> [EXCERPTED TEXT]
——————————

However, many modern optical systems find applications in sensing, recording, storage, and transmission of data. These applications stimulate the development of new optical devices, components, materials, and applied technologies.

For this reason, optical glass with its high-purity materials and incredibly low levels of contaminates, is extremely transparent to light. It is also very resistant to scratching and breaking, which makes it ideal for use in high-precision optical instruments.

Unique Defining Parameters

Traditional glass is a non-crystalline solid material that is made of silica (SiO2) and other additives. These can include metal oxides, borates, or phosphates. As such, it can be shaped into various forms by melting, blowing, molding, or drawing. It can also be modified by coating, etching, or doping to change its surface or internal properties.

——————————

> [INFORMATION]

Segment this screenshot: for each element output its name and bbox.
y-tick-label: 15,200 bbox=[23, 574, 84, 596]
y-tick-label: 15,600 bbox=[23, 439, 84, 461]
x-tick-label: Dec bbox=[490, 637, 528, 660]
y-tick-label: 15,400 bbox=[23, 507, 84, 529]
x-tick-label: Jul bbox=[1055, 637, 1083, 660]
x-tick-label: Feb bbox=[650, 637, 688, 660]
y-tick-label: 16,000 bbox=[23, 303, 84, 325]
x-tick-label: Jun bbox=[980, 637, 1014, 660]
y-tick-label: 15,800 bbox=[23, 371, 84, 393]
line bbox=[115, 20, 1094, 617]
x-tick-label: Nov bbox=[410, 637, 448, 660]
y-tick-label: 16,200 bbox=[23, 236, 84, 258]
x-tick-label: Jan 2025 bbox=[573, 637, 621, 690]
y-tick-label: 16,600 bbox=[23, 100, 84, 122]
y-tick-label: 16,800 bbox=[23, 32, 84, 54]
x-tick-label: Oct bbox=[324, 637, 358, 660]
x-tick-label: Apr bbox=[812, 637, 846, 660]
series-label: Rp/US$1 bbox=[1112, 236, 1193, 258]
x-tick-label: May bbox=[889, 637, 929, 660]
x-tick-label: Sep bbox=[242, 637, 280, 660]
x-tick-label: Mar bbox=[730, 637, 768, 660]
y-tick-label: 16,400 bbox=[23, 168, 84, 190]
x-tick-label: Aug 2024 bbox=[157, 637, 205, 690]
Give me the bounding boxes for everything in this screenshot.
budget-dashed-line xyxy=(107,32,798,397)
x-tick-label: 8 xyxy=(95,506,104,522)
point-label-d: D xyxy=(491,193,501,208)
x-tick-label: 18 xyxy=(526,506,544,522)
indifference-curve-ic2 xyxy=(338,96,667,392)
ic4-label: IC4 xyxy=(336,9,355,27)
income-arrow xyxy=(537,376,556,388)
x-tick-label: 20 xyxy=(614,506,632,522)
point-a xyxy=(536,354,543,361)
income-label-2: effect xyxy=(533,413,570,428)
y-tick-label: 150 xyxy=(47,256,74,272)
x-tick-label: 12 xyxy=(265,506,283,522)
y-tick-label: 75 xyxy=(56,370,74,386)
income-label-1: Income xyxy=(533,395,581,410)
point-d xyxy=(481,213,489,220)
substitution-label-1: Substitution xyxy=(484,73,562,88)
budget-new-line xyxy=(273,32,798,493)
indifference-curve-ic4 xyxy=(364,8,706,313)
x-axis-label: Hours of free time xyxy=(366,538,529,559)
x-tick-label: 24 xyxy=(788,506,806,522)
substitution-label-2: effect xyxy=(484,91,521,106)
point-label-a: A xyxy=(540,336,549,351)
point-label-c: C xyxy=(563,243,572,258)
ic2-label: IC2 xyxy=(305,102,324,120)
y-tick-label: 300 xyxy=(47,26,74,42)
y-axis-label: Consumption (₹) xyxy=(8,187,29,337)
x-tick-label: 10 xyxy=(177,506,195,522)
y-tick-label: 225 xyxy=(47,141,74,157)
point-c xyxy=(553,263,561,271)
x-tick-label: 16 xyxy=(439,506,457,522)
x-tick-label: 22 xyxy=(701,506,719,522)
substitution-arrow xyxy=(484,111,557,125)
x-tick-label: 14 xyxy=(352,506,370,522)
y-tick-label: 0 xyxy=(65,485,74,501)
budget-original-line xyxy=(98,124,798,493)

——————————

> [TASKS TO COMPLETE]
1) According to the optical glass text, what is traditional glass made of?
2) From the optical glass text, set down word for word the part that opens with the words containing "For this reason, optical" and closes with "high-precision optical instruments.".
3) Supply the next part of the optical glass text, picking up after its final sentence.

> [ANSWER SECTION]
1) Silica (SiO2) and other additives.

2)
For this reason, optical glass with its high-purity materials and incredibly low levels of contaminates, is extremely transparent to light. It is also very resistant to scratching and breaking, which makes it ideal for use in high-precision optical instruments.

3)
Optical glass takes full advantage of these characteristics. It is defined by its optical parameters, such as:

  • Refractive index (n): The ratio of the speed of light in a vacuum to the speed of light in the glass at a given wavelength. The refractive index determines how much the light bends when it passes through the glass.
  • Abbe number (V): A measure of the dispersion or variation of the refractive index with wavelength. The Abbe number quantifies the amount of chromatic aberration or color distortion caused by the glass.
  • Transmission (T): The percentage of light that passes through the glass without being absorbed or reflected. The transmission depends on the wavelength of the light and the thickness and purity of the glass.
  •  Homogeneity (H): The degree of uniformity of the refractive index throughout the glass. Homogeneity affects the image quality and resolution of the optical system.

Common Classifications

Optical glass is usually classified into diverse types or families based on its refractive index and Abbe number. Some common types of optical glass are:

  • BK7: A borosilicate crown glass with n = 1.5168 and V = 64.17. It is one of the most widely used optical glasses for general-purpose applications.
  • F2: A flint glass with n = 1.6200 and V = 36.37. It has high dispersion and low transmission in the ultraviolet range.
  • SF10: A dense flint glass with n = 1.7280 and V = 28.46. It has a very high refractive index and a very low Abbe number.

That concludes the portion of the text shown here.